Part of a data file
══════════

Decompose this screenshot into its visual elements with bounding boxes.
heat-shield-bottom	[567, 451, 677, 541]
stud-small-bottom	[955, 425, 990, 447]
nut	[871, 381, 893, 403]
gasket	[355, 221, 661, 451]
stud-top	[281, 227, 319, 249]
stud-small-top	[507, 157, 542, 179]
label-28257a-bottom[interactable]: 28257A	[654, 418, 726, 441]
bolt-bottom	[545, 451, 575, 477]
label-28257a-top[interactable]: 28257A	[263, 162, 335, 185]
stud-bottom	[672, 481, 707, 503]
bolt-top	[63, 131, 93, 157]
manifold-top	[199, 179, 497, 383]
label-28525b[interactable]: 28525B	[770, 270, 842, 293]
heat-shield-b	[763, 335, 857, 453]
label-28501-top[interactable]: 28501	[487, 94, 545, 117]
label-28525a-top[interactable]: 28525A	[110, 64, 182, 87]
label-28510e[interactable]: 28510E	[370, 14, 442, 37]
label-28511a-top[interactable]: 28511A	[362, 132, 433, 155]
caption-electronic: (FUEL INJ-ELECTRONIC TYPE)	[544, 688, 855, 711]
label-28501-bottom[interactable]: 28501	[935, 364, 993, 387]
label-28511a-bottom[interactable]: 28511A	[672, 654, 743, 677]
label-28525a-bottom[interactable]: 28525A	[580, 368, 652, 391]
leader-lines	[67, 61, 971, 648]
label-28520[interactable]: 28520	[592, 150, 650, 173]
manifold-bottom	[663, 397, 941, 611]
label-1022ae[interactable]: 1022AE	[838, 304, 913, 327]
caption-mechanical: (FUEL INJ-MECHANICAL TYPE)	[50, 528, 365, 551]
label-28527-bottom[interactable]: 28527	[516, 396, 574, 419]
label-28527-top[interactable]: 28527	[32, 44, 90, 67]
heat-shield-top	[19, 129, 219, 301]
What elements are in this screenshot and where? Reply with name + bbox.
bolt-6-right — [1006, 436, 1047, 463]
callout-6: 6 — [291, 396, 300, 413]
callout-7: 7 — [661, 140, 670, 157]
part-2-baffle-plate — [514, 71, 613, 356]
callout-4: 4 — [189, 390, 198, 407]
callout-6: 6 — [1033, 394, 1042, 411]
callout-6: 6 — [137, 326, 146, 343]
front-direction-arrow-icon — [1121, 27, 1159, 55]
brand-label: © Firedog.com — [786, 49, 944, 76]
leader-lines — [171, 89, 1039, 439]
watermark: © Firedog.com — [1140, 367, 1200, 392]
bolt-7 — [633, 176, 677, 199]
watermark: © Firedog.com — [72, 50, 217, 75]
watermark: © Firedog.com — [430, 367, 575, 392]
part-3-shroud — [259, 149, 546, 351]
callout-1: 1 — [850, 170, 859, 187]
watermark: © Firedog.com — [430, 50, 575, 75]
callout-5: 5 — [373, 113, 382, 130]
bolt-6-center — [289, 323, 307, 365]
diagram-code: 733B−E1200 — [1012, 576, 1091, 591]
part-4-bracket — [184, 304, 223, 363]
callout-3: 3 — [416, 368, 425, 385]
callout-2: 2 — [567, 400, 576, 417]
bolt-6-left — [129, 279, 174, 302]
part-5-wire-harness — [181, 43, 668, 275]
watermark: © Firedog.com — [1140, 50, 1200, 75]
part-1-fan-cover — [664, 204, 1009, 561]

══════════

▶ What the exercise asks: Copy all the items above again, swapping every "watermark" for "copyright-notice" and changing nothing else.

▶ Result for this exercise:
Decompose this screenshot into its visual elements with bounding boxes.
heat-shield-bottom	[567, 451, 677, 541]
stud-small-bottom	[955, 425, 990, 447]
nut	[871, 381, 893, 403]
gasket	[355, 221, 661, 451]
stud-top	[281, 227, 319, 249]
stud-small-top	[507, 157, 542, 179]
label-28257a-bottom[interactable]: 28257A	[654, 418, 726, 441]
bolt-bottom	[545, 451, 575, 477]
label-28257a-top[interactable]: 28257A	[263, 162, 335, 185]
stud-bottom	[672, 481, 707, 503]
bolt-top	[63, 131, 93, 157]
manifold-top	[199, 179, 497, 383]
label-28525b[interactable]: 28525B	[770, 270, 842, 293]
heat-shield-b	[763, 335, 857, 453]
label-28501-top[interactable]: 28501	[487, 94, 545, 117]
label-28525a-top[interactable]: 28525A	[110, 64, 182, 87]
label-28510e[interactable]: 28510E	[370, 14, 442, 37]
label-28511a-top[interactable]: 28511A	[362, 132, 433, 155]
caption-electronic: (FUEL INJ-ELECTRONIC TYPE)	[544, 688, 855, 711]
label-28501-bottom[interactable]: 28501	[935, 364, 993, 387]
label-28511a-bottom[interactable]: 28511A	[672, 654, 743, 677]
label-28525a-bottom[interactable]: 28525A	[580, 368, 652, 391]
leader-lines	[67, 61, 971, 648]
label-28520[interactable]: 28520	[592, 150, 650, 173]
manifold-bottom	[663, 397, 941, 611]
label-1022ae[interactable]: 1022AE	[838, 304, 913, 327]
caption-mechanical: (FUEL INJ-MECHANICAL TYPE)	[50, 528, 365, 551]
label-28527-bottom[interactable]: 28527	[516, 396, 574, 419]
label-28527-top[interactable]: 28527	[32, 44, 90, 67]
heat-shield-top	[19, 129, 219, 301]
What elements are in this screenshot and where? Reply with name + bbox.
bolt-6-right — [1006, 436, 1047, 463]
callout-6: 6 — [291, 396, 300, 413]
callout-7: 7 — [661, 140, 670, 157]
part-2-baffle-plate — [514, 71, 613, 356]
callout-4: 4 — [189, 390, 198, 407]
callout-6: 6 — [1033, 394, 1042, 411]
callout-6: 6 — [137, 326, 146, 343]
front-direction-arrow-icon — [1121, 27, 1159, 55]
brand-label: © Firedog.com — [786, 49, 944, 76]
leader-lines — [171, 89, 1039, 439]
copyright-notice: © Firedog.com — [1140, 367, 1200, 392]
bolt-7 — [633, 176, 677, 199]
copyright-notice: © Firedog.com — [72, 50, 217, 75]
copyright-notice: © Firedog.com — [430, 367, 575, 392]
part-3-shroud — [259, 149, 546, 351]
callout-1: 1 — [850, 170, 859, 187]
copyright-notice: © Firedog.com — [430, 50, 575, 75]
callout-5: 5 — [373, 113, 382, 130]
bolt-6-center — [289, 323, 307, 365]
diagram-code: 733B−E1200 — [1012, 576, 1091, 591]
part-4-bracket — [184, 304, 223, 363]
callout-3: 3 — [416, 368, 425, 385]
callout-2: 2 — [567, 400, 576, 417]
bolt-6-left — [129, 279, 174, 302]
part-5-wire-harness — [181, 43, 668, 275]
copyright-notice: © Firedog.com — [1140, 50, 1200, 75]
part-1-fan-cover — [664, 204, 1009, 561]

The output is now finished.